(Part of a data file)
-=-=-=-=-

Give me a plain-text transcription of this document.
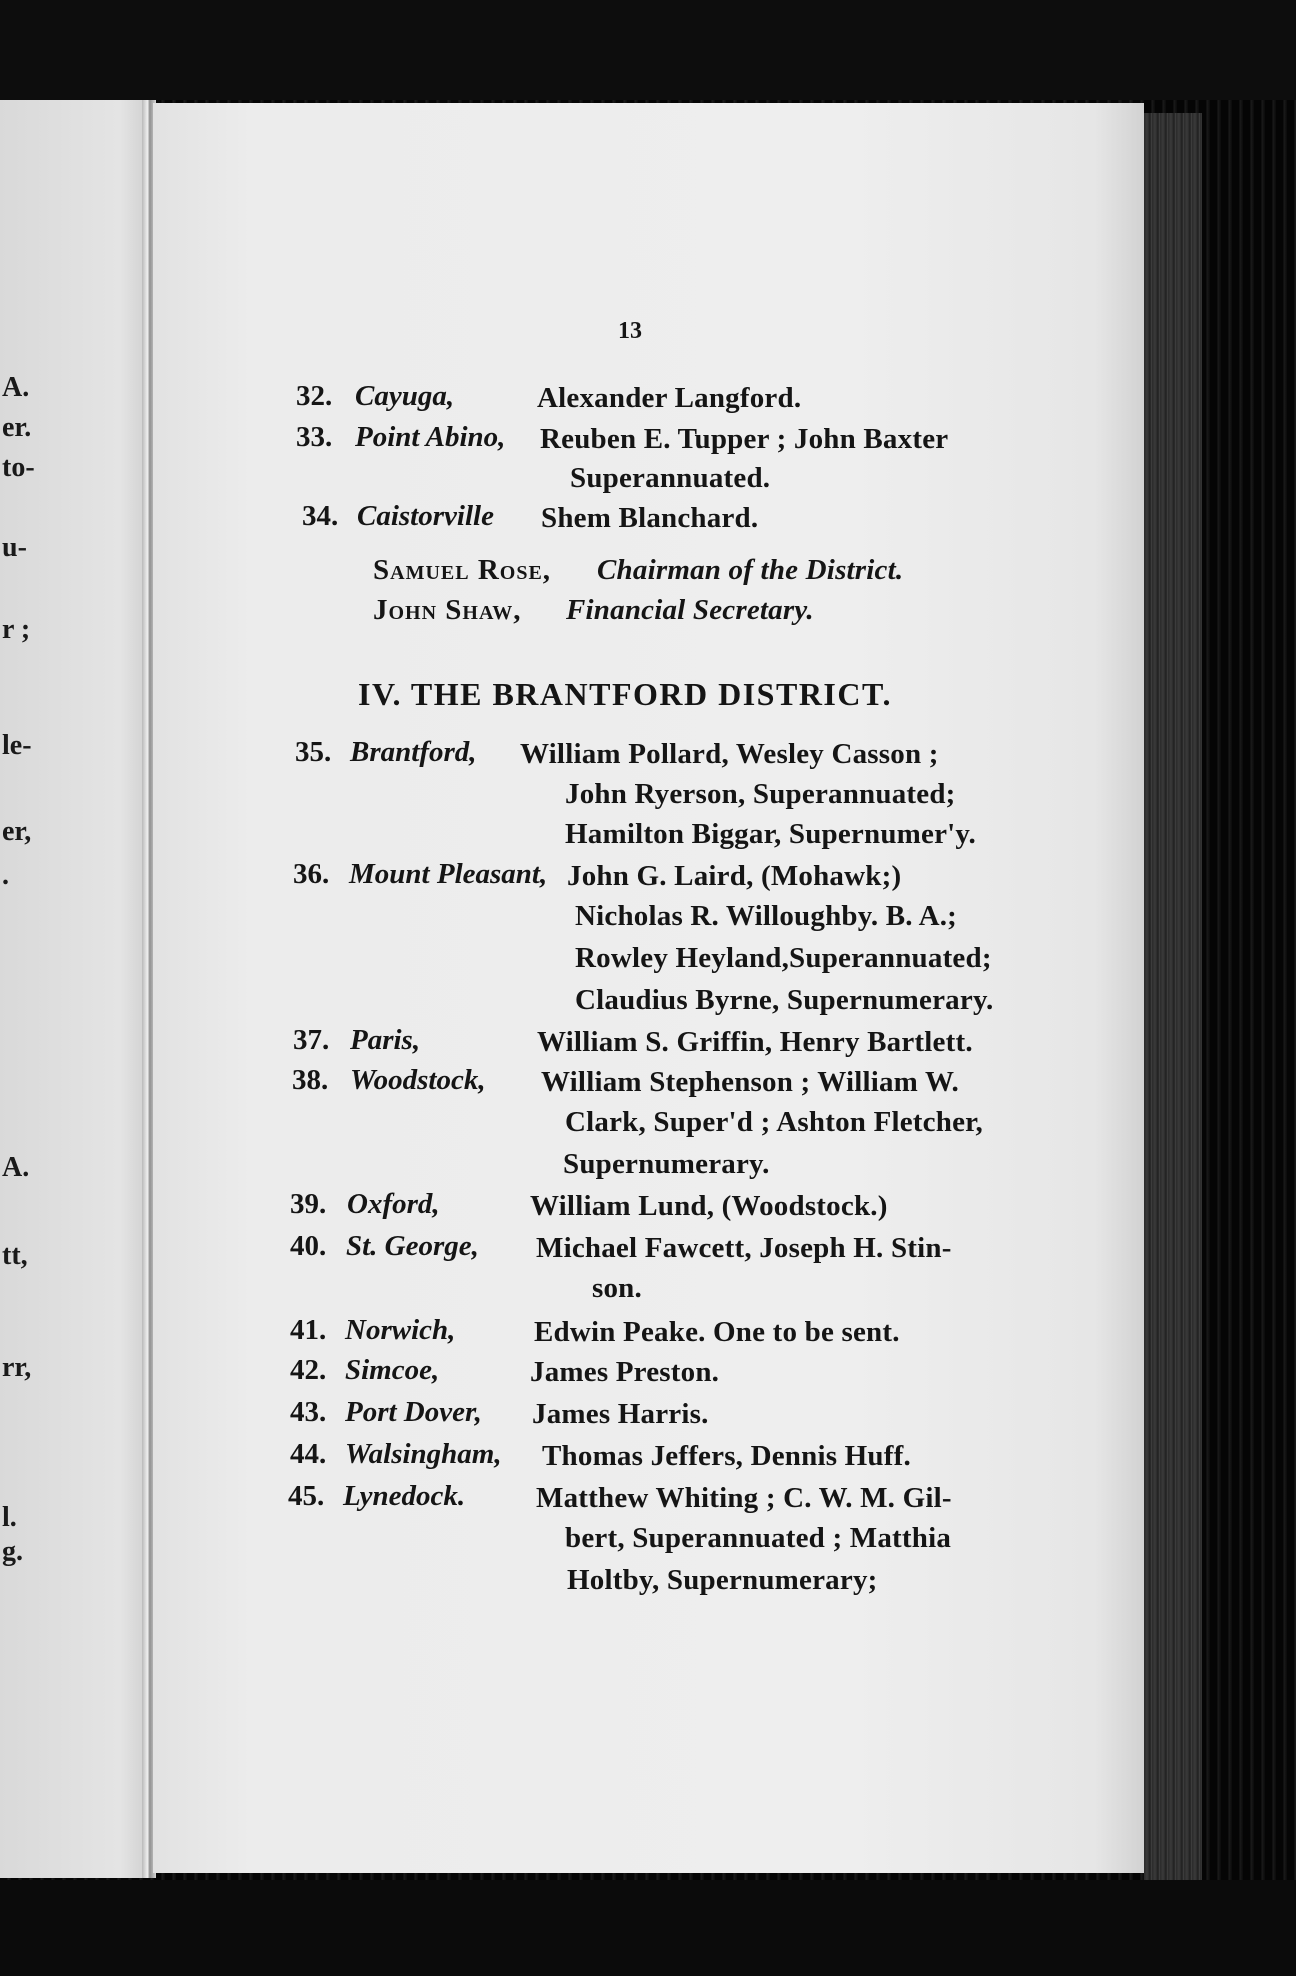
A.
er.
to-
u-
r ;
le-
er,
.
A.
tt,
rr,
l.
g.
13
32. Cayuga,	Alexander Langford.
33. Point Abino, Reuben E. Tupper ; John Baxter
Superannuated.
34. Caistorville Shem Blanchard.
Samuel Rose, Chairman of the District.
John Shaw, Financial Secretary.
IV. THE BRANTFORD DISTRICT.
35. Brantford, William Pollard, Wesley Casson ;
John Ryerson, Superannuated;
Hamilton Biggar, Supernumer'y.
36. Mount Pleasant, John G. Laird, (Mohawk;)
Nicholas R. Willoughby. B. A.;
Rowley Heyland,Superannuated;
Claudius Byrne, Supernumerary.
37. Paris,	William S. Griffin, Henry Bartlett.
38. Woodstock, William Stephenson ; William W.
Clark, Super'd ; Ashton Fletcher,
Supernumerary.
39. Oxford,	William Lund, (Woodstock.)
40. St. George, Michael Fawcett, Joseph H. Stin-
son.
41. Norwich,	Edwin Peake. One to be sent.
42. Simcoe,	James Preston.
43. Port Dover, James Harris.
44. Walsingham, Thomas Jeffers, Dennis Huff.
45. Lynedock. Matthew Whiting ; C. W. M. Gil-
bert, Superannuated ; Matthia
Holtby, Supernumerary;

-=-=-=-=-

**WORK REQUIRED:** Could you reproduce every record above exactly, leaving out the pictures?

**SOLUTION TO THIS TASK:**
Give me a plain-text transcription of this document.
A.
er.
to-
u-
r ;
le-
er,
.
A.
tt,
rr,
l.
g.
13
32. Cayuga,	Alexander Langford.
33. Point Abino, Reuben E. Tupper ; John Baxter
Superannuated.
34. Caistorville Shem Blanchard.
Samuel Rose, Chairman of the District.
John Shaw, Financial Secretary.
IV. THE BRANTFORD DISTRICT.
35. Brantford, William Pollard, Wesley Casson ;
John Ryerson, Superannuated;
Hamilton Biggar, Supernumer'y.
36. Mount Pleasant, John G. Laird, (Mohawk;)
Nicholas R. Willoughby. B. A.;
Rowley Heyland,Superannuated;
Claudius Byrne, Supernumerary.
37. Paris,	William S. Griffin, Henry Bartlett.
38. Woodstock, William Stephenson ; William W.
Clark, Super'd ; Ashton Fletcher,
Supernumerary.
39. Oxford,	William Lund, (Woodstock.)
40. St. George, Michael Fawcett, Joseph H. Stin-
son.
41. Norwich,	Edwin Peake. One to be sent.
42. Simcoe,	James Preston.
43. Port Dover, James Harris.
44. Walsingham, Thomas Jeffers, Dennis Huff.
45. Lynedock. Matthew Whiting ; C. W. M. Gil-
bert, Superannuated ; Matthia
Holtby, Supernumerary;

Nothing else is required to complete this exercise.